EXERCISE OBJECTIVE ▸ Reproduce every line in the listing that contains the word "profesor".

THE DATA ▸
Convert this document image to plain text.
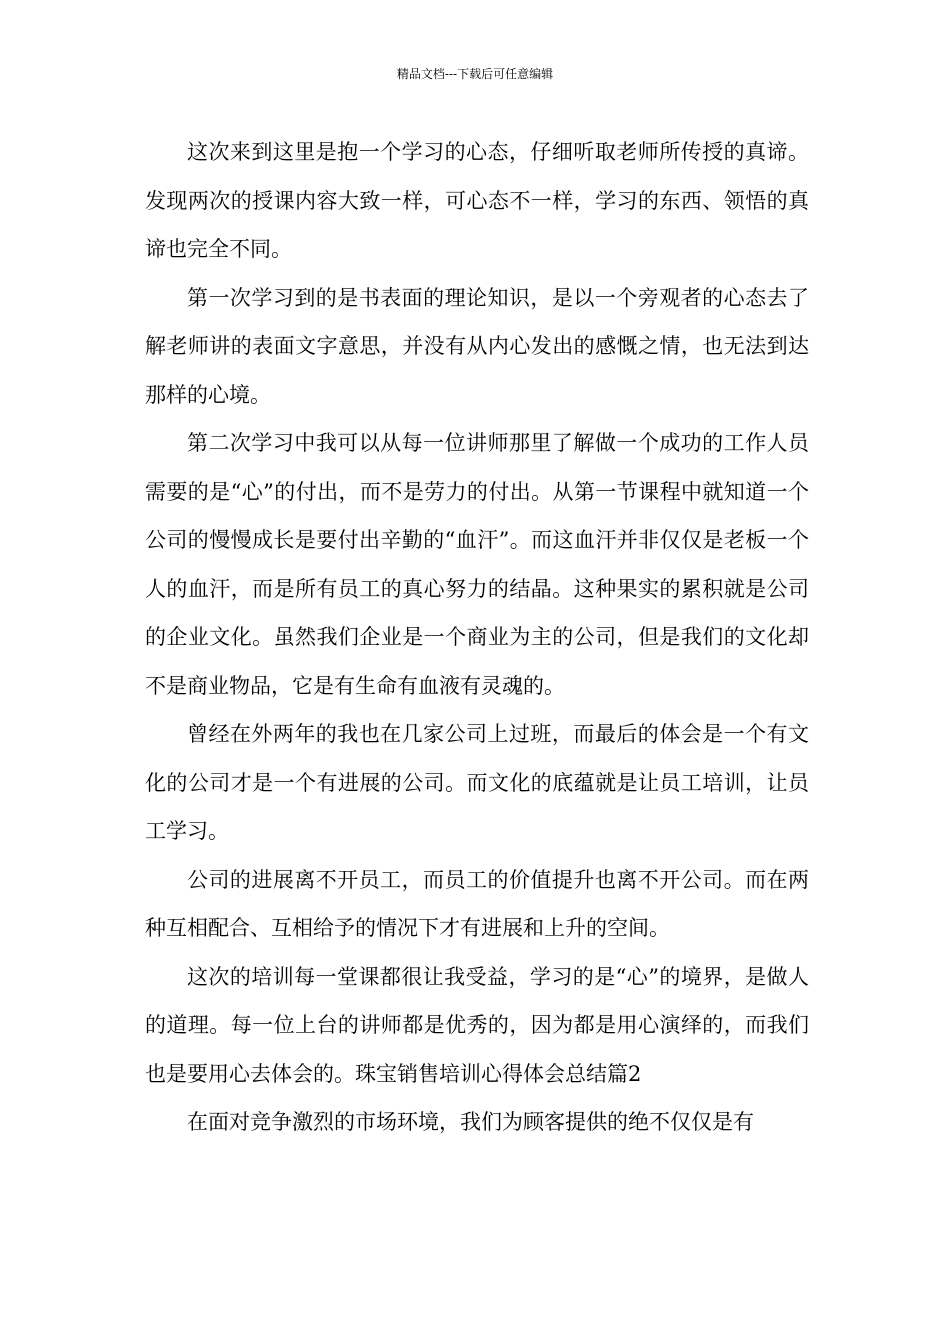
精品文档---下载后可任意编辑

这次来到这里是抱一个学习的心态，仔细听取老师所传授的真谛。发现两次的授课内容大致一样，可心态不一样，学习的东西、领悟的真谛也完全不同。

第一次学习到的是书表面的理论知识，是以一个旁观者的心态去了解老师讲的表面文字意思，并没有从内心发出的感慨之情，也无法到达那样的心境。

第二次学习中我可以从每一位讲师那里了解做一个成功的工作人员需要的是“心”的付出，而不是劳力的付出。从第一节课程中就知道一个公司的慢慢成长是要付出辛勤的“血汗”。而这血汗并非仅仅是老板一个人的血汗，而是所有员工的真心努力的结晶。这种果实的累积就是公司的企业文化。虽然我们企业是一个商业为主的公司，但是我们的文化却不是商业物品，它是有生命有血液有灵魂的。

曾经在外两年的我也在几家公司上过班，而最后的体会是一个有文化的公司才是一个有进展的公司。而文化的底蕴就是让员工培训，让员工学习。

公司的进展离不开员工，而员工的价值提升也离不开公司。而在两种互相配合、互相给予的情况下才有进展和上升的空间。

这次的培训每一堂课都很让我受益，学习的是“心”的境界，是做人的道理。每一位上台的讲师都是优秀的，因为都是用心演绎的，而我们也是要用心去体会的。珠宝销售培训心得体会总结篇2

在面对竞争激烈的市场环境，我们为顾客提供的绝不仅仅是有
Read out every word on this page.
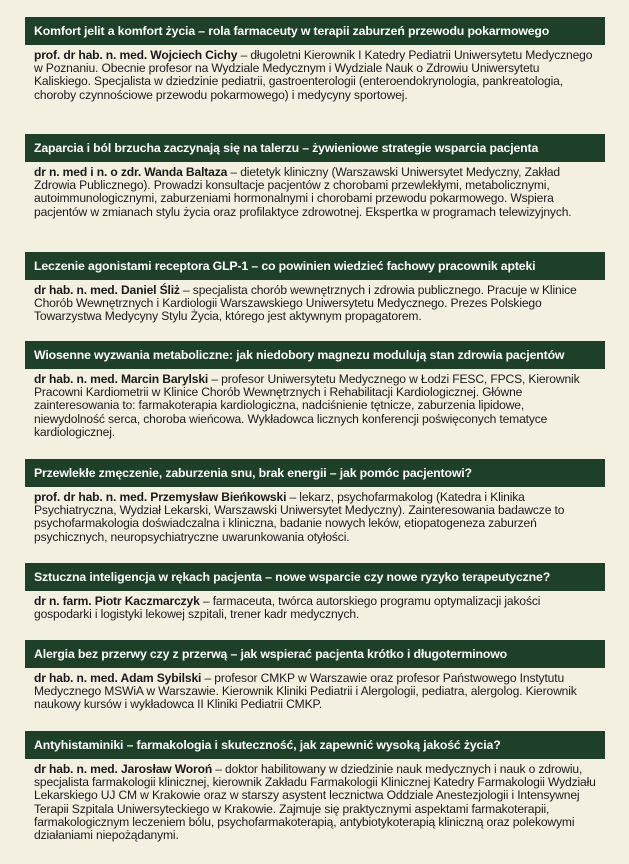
Komfort jelit a komfort życia – rola farmaceuty w terapii zaburzeń przewodu pokarmowego
prof. dr hab. n. med. Wojciech Cichy – długoletni Kierownik I Katedry Pediatrii Uniwersytetu Medycznego w Poznaniu. Obecnie profesor na Wydziale Medycznym i Wydziale Nauk o Zdrowiu Uniwersytetu Kaliskiego. Specjalista w dziedzinie pediatrii, gastroenterologii (enteroendokrynologia, pankreatologia, choroby czynnościowe przewodu pokarmowego) i medycyny sportowej.
Zaparcia i ból brzucha zaczynają się na talerzu – żywieniowe strategie wsparcia pacjenta
dr n. med i n. o zdr. Wanda Baltaza – dietetyk kliniczny (Warszawski Uniwersytet Medyczny, Zakład Zdrowia Publicznego). Prowadzi konsultacje pacjentów z chorobami przewlekłymi, metabolicznymi, autoimmunologicznymi, zaburzeniami hormonalnymi i chorobami przewodu pokarmowego. Wspiera pacjentów w zmianach stylu życia oraz profilaktyce zdrowotnej. Ekspertka w programach telewizyjnych.
Leczenie agonistami receptora GLP-1 – co powinien wiedzieć fachowy pracownik apteki
dr hab. n. med. Daniel Śliż – specjalista chorób wewnętrznych i zdrowia publicznego. Pracuje w Klinice Chorób Wewnętrznych i Kardiologii Warszawskiego Uniwersytetu Medycznego. Prezes Polskiego Towarzystwa Medycyny Stylu Życia, którego jest aktywnym propagatorem.
Wiosenne wyzwania metaboliczne: jak niedobory magnezu modulują stan zdrowia pacjentów
dr hab. n. med. Marcin Barylski – profesor Uniwersytetu Medycznego w Łodzi FESC, FPCS, Kierownik Pracowni Kardiometrii w Klinice Chorób Wewnętrznych i Rehabilitacji Kardiologicznej. Główne zainteresowania to: farmakoterapia kardiologiczna, nadciśnienie tętnicze, zaburzenia lipidowe, niewydolność serca, choroba wieńcowa. Wykładowca licznych konferencji poświęconych tematyce kardiologicznej.
Przewlekłe zmęczenie, zaburzenia snu, brak energii – jak pomóc pacjentowi?
prof. dr hab. n. med. Przemysław Bieńkowski – lekarz, psychofarmakolog (Katedra i Klinika Psychiatryczna, Wydział Lekarski, Warszawski Uniwersytet Medyczny). Zainteresowania badawcze to psychofarmakologia doświadczalna i kliniczna, badanie nowych leków, etiopatogeneza zaburzeń psychicznych, neuropsychiatryczne uwarunkowania otyłości.
Sztuczna inteligencja w rękach pacjenta – nowe wsparcie czy nowe ryzyko terapeutyczne?
dr n. farm. Piotr Kaczmarczyk – farmaceuta, twórca autorskiego programu optymalizacji jakości gospodarki i logistyki lekowej szpitali, trener kadr medycznych.
Alergia bez przerwy czy z przerwą – jak wspierać pacjenta krótko i długoterminowo
dr hab. n. med. Adam Sybilski – profesor CMKP w Warszawie oraz profesor Państwowego Instytutu Medycznego MSWiA w Warszawie. Kierownik Kliniki Pediatrii i Alergologii, pediatra, alergolog. Kierownik naukowy kursów i wykładowca II Kliniki Pediatrii CMKP.
Antyhistaminiki – farmakologia i skuteczność, jak zapewnić wysoką jakość życia?
dr hab. n. med. Jarosław Woroń – doktor habilitowany w dziedzinie nauk medycznych i nauk o zdrowiu, specjalista farmakologii klinicznej, kierownik Zakładu Farmakologii Klinicznej Katedry Farmakologii Wydziału Lekarskiego UJ CM w Krakowie oraz w starszy asystent lecznictwa Oddziale Anestezjologii i Intensywnej Terapii Szpitala Uniwersyteckiego w Krakowie. Zajmuje się praktycznymi aspektami farmakoterapii, farmakologicznym leczeniem bólu, psychofarmakoterapią, antybiotykoterapią kliniczną oraz polekowymi działaniami niepożądanymi.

ANSWER IN FULL ▸
prof. dr hab. n. med. Wojciech Cichy – długoletni Kierownik I Katedry Pediatrii Uniwersytetu Medycznego w Poznaniu. Obecnie profesor na Wydziale Medycznym i Wydziale Nauk o Zdrowiu Uniwersytetu Kaliskiego. Specjalista w dziedzinie pediatrii, gastroenterologii (enteroendokrynologia, pankreatologia, choroby czynnościowe przewodu pokarmowego) i medycyny sportowej.
dr hab. n. med. Marcin Barylski – profesor Uniwersytetu Medycznego w Łodzi FESC, FPCS, Kierownik Pracowni Kardiometrii w Klinice Chorób Wewnętrznych i Rehabilitacji Kardiologicznej. Główne zainteresowania to: farmakoterapia kardiologiczna, nadciśnienie tętnicze, zaburzenia lipidowe, niewydolność serca, choroba wieńcowa. Wykładowca licznych konferencji poświęconych tematyce kardiologicznej.
dr hab. n. med. Adam Sybilski – profesor CMKP w Warszawie oraz profesor Państwowego Instytutu Medycznego MSWiA w Warszawie. Kierownik Kliniki Pediatrii i Alergologii, pediatra, alergolog. Kierownik naukowy kursów i wykładowca II Kliniki Pediatrii CMKP.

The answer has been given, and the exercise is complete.